----- Available data

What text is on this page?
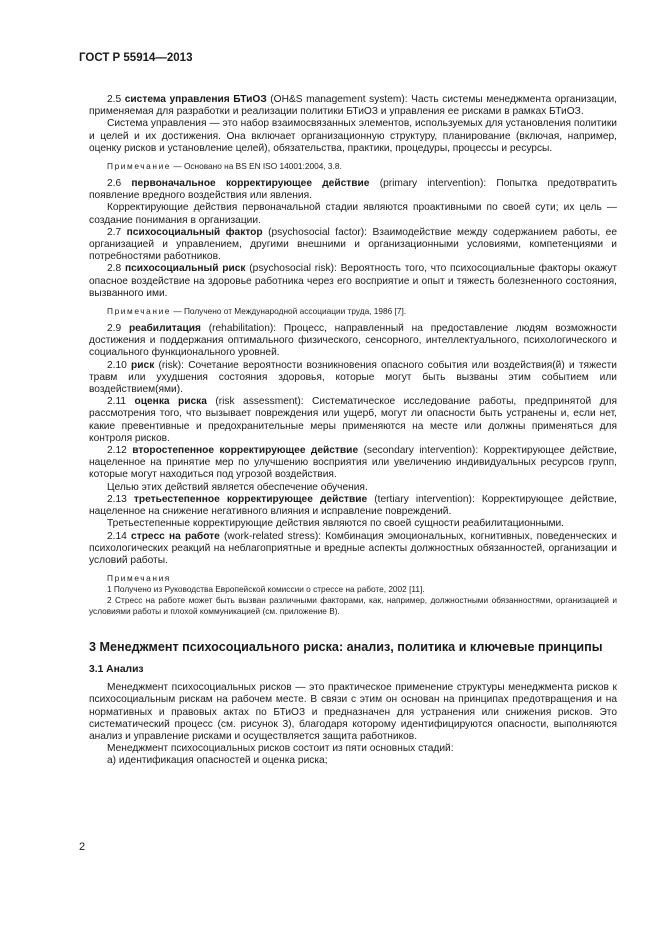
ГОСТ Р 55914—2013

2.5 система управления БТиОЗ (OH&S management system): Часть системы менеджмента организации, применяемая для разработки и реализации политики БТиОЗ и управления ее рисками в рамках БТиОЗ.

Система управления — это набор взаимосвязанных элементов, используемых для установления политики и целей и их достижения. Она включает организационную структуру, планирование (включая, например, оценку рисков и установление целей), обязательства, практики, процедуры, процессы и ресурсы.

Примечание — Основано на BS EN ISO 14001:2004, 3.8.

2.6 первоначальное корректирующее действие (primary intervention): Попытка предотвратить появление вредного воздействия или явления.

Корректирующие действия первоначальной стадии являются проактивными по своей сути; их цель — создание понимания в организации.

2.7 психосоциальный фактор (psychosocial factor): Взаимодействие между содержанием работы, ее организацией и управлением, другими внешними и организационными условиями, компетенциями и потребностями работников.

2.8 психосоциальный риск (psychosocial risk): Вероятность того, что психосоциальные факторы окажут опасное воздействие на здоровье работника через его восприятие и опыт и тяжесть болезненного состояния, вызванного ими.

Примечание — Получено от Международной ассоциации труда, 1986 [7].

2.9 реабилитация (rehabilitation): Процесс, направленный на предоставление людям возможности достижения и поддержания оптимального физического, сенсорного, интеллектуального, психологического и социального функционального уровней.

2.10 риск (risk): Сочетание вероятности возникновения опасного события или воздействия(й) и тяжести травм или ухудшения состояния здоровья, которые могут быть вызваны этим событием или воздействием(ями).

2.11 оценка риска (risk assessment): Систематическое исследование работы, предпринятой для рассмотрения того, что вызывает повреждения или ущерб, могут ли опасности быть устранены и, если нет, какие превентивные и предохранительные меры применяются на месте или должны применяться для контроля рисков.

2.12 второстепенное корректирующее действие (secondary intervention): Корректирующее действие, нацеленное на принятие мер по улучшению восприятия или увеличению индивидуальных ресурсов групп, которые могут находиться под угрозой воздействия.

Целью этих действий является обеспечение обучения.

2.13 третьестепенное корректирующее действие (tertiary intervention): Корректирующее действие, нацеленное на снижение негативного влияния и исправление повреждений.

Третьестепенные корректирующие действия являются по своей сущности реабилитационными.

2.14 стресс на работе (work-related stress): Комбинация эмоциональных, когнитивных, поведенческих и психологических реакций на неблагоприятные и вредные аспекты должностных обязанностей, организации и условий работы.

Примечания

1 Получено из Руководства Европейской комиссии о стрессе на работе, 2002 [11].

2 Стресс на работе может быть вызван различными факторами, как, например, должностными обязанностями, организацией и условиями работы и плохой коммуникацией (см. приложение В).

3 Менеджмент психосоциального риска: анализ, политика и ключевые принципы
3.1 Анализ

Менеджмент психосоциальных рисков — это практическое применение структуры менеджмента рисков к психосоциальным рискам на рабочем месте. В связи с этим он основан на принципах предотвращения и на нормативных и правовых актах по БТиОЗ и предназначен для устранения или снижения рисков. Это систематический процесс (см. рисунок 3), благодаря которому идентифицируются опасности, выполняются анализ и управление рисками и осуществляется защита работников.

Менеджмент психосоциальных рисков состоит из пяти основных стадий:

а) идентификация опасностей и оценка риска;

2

----------

▸ **What you will do**:
Quote the data exactly, leaving every image out of the copy.

▸ **Solved exercise**:
What text is on this page?
ГОСТ Р 55914—2013

2.5 система управления БТиОЗ (OH&S management system): Часть системы менеджмента организации, применяемая для разработки и реализации политики БТиОЗ и управления ее рисками в рамках БТиОЗ.

Система управления — это набор взаимосвязанных элементов, используемых для установления политики и целей и их достижения. Она включает организационную структуру, планирование (включая, например, оценку рисков и установление целей), обязательства, практики, процедуры, процессы и ресурсы.

Примечание — Основано на BS EN ISO 14001:2004, 3.8.

2.6 первоначальное корректирующее действие (primary intervention): Попытка предотвратить появление вредного воздействия или явления.

Корректирующие действия первоначальной стадии являются проактивными по своей сути; их цель — создание понимания в организации.

2.7 психосоциальный фактор (psychosocial factor): Взаимодействие между содержанием работы, ее организацией и управлением, другими внешними и организационными условиями, компетенциями и потребностями работников.

2.8 психосоциальный риск (psychosocial risk): Вероятность того, что психосоциальные факторы окажут опасное воздействие на здоровье работника через его восприятие и опыт и тяжесть болезненного состояния, вызванного ими.

Примечание — Получено от Международной ассоциации труда, 1986 [7].

2.9 реабилитация (rehabilitation): Процесс, направленный на предоставление людям возможности достижения и поддержания оптимального физического, сенсорного, интеллектуального, психологического и социального функционального уровней.

2.10 риск (risk): Сочетание вероятности возникновения опасного события или воздействия(й) и тяжести травм или ухудшения состояния здоровья, которые могут быть вызваны этим событием или воздействием(ями).

2.11 оценка риска (risk assessment): Систематическое исследование работы, предпринятой для рассмотрения того, что вызывает повреждения или ущерб, могут ли опасности быть устранены и, если нет, какие превентивные и предохранительные меры применяются на месте или должны применяться для контроля рисков.

2.12 второстепенное корректирующее действие (secondary intervention): Корректирующее действие, нацеленное на принятие мер по улучшению восприятия или увеличению индивидуальных ресурсов групп, которые могут находиться под угрозой воздействия.

Целью этих действий является обеспечение обучения.

2.13 третьестепенное корректирующее действие (tertiary intervention): Корректирующее действие, нацеленное на снижение негативного влияния и исправление повреждений.

Третьестепенные корректирующие действия являются по своей сущности реабилитационными.

2.14 стресс на работе (work-related stress): Комбинация эмоциональных, когнитивных, поведенческих и психологических реакций на неблагоприятные и вредные аспекты должностных обязанностей, организации и условий работы.

Примечания

1 Получено из Руководства Европейской комиссии о стрессе на работе, 2002 [11].

2 Стресс на работе может быть вызван различными факторами, как, например, должностными обязанностями, организацией и условиями работы и плохой коммуникацией (см. приложение В).

3 Менеджмент психосоциального риска: анализ, политика и ключевые принципы
3.1 Анализ

Менеджмент психосоциальных рисков — это практическое применение структуры менеджмента рисков к психосоциальным рискам на рабочем месте. В связи с этим он основан на принципах предотвращения и на нормативных и правовых актах по БТиОЗ и предназначен для устранения или снижения рисков. Это систематический процесс (см. рисунок 3), благодаря которому идентифицируются опасности, выполняются анализ и управление рисками и осуществляется защита работников.

Менеджмент психосоциальных рисков состоит из пяти основных стадий:

а) идентификация опасностей и оценка риска;

2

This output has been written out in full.